Start

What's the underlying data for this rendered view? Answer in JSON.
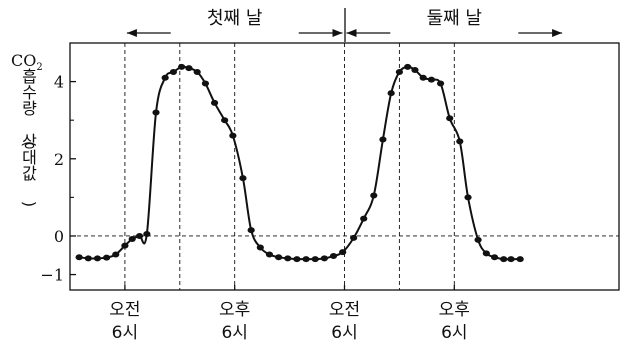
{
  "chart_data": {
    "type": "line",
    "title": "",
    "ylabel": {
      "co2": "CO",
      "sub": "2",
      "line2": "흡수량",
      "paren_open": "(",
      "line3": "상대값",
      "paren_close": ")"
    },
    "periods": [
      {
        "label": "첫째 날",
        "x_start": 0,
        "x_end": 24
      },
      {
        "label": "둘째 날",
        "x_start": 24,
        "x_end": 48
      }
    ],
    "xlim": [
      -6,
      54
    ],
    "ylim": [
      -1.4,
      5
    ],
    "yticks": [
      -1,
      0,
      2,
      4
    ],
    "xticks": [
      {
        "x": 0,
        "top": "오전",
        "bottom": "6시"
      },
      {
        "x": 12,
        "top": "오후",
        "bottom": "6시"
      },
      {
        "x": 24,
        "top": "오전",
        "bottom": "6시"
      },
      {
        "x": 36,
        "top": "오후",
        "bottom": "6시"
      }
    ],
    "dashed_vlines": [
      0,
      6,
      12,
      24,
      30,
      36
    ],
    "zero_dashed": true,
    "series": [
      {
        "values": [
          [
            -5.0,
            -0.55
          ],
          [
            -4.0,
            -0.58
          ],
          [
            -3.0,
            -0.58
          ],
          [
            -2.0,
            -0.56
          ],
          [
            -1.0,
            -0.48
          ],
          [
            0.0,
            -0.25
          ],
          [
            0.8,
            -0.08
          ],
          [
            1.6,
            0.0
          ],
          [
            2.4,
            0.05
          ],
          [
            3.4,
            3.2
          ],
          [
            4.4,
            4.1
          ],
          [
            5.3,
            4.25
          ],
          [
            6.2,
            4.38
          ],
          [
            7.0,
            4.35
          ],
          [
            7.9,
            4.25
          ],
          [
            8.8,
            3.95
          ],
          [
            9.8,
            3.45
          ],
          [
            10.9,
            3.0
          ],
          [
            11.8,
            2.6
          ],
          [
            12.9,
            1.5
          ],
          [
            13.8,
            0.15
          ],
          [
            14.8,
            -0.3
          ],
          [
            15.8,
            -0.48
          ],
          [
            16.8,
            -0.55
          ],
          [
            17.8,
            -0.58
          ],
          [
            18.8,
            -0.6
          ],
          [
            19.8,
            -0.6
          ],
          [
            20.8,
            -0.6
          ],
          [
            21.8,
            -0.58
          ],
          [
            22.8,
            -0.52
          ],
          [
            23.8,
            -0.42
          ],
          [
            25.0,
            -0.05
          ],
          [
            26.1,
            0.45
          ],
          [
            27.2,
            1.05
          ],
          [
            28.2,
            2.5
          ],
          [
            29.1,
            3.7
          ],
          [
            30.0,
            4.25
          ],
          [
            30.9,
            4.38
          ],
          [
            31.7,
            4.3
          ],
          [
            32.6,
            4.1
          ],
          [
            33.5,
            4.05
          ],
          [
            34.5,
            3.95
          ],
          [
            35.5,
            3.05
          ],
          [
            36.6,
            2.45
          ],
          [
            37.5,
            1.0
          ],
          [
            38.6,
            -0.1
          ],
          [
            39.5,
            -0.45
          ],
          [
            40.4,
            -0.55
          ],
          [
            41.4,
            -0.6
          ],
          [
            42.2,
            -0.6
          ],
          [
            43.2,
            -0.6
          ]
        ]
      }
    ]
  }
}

End

TASK REQUIREMENTS - The listing above must be printed again exactly, minus its pictures.

RESULT OF THE TASK -
What's the underlying data for this rendered view? Answer in JSON.
{
  "chart_data": {
    "type": "line",
    "title": "",
    "ylabel": {
      "co2": "CO",
      "sub": "2",
      "line2": "흡수량",
      "paren_open": "(",
      "line3": "상대값",
      "paren_close": ")"
    },
    "periods": [
      {
        "label": "첫째 날",
        "x_start": 0,
        "x_end": 24
      },
      {
        "label": "둘째 날",
        "x_start": 24,
        "x_end": 48
      }
    ],
    "xlim": [
      -6,
      54
    ],
    "ylim": [
      -1.4,
      5
    ],
    "yticks": [
      -1,
      0,
      2,
      4
    ],
    "xticks": [
      {
        "x": 0,
        "top": "오전",
        "bottom": "6시"
      },
      {
        "x": 12,
        "top": "오후",
        "bottom": "6시"
      },
      {
        "x": 24,
        "top": "오전",
        "bottom": "6시"
      },
      {
        "x": 36,
        "top": "오후",
        "bottom": "6시"
      }
    ],
    "dashed_vlines": [
      0,
      6,
      12,
      24,
      30,
      36
    ],
    "zero_dashed": true,
    "series": [
      {
        "values": [
          [
            -5.0,
            -0.55
          ],
          [
            -4.0,
            -0.58
          ],
          [
            -3.0,
            -0.58
          ],
          [
            -2.0,
            -0.56
          ],
          [
            -1.0,
            -0.48
          ],
          [
            0.0,
            -0.25
          ],
          [
            0.8,
            -0.08
          ],
          [
            1.6,
            0.0
          ],
          [
            2.4,
            0.05
          ],
          [
            3.4,
            3.2
          ],
          [
            4.4,
            4.1
          ],
          [
            5.3,
            4.25
          ],
          [
            6.2,
            4.38
          ],
          [
            7.0,
            4.35
          ],
          [
            7.9,
            4.25
          ],
          [
            8.8,
            3.95
          ],
          [
            9.8,
            3.45
          ],
          [
            10.9,
            3.0
          ],
          [
            11.8,
            2.6
          ],
          [
            12.9,
            1.5
          ],
          [
            13.8,
            0.15
          ],
          [
            14.8,
            -0.3
          ],
          [
            15.8,
            -0.48
          ],
          [
            16.8,
            -0.55
          ],
          [
            17.8,
            -0.58
          ],
          [
            18.8,
            -0.6
          ],
          [
            19.8,
            -0.6
          ],
          [
            20.8,
            -0.6
          ],
          [
            21.8,
            -0.58
          ],
          [
            22.8,
            -0.52
          ],
          [
            23.8,
            -0.42
          ],
          [
            25.0,
            -0.05
          ],
          [
            26.1,
            0.45
          ],
          [
            27.2,
            1.05
          ],
          [
            28.2,
            2.5
          ],
          [
            29.1,
            3.7
          ],
          [
            30.0,
            4.25
          ],
          [
            30.9,
            4.38
          ],
          [
            31.7,
            4.3
          ],
          [
            32.6,
            4.1
          ],
          [
            33.5,
            4.05
          ],
          [
            34.5,
            3.95
          ],
          [
            35.5,
            3.05
          ],
          [
            36.6,
            2.45
          ],
          [
            37.5,
            1.0
          ],
          [
            38.6,
            -0.1
          ],
          [
            39.5,
            -0.45
          ],
          [
            40.4,
            -0.55
          ],
          [
            41.4,
            -0.6
          ],
          [
            42.2,
            -0.6
          ],
          [
            43.2,
            -0.6
          ]
        ]
      }
    ]
  }
}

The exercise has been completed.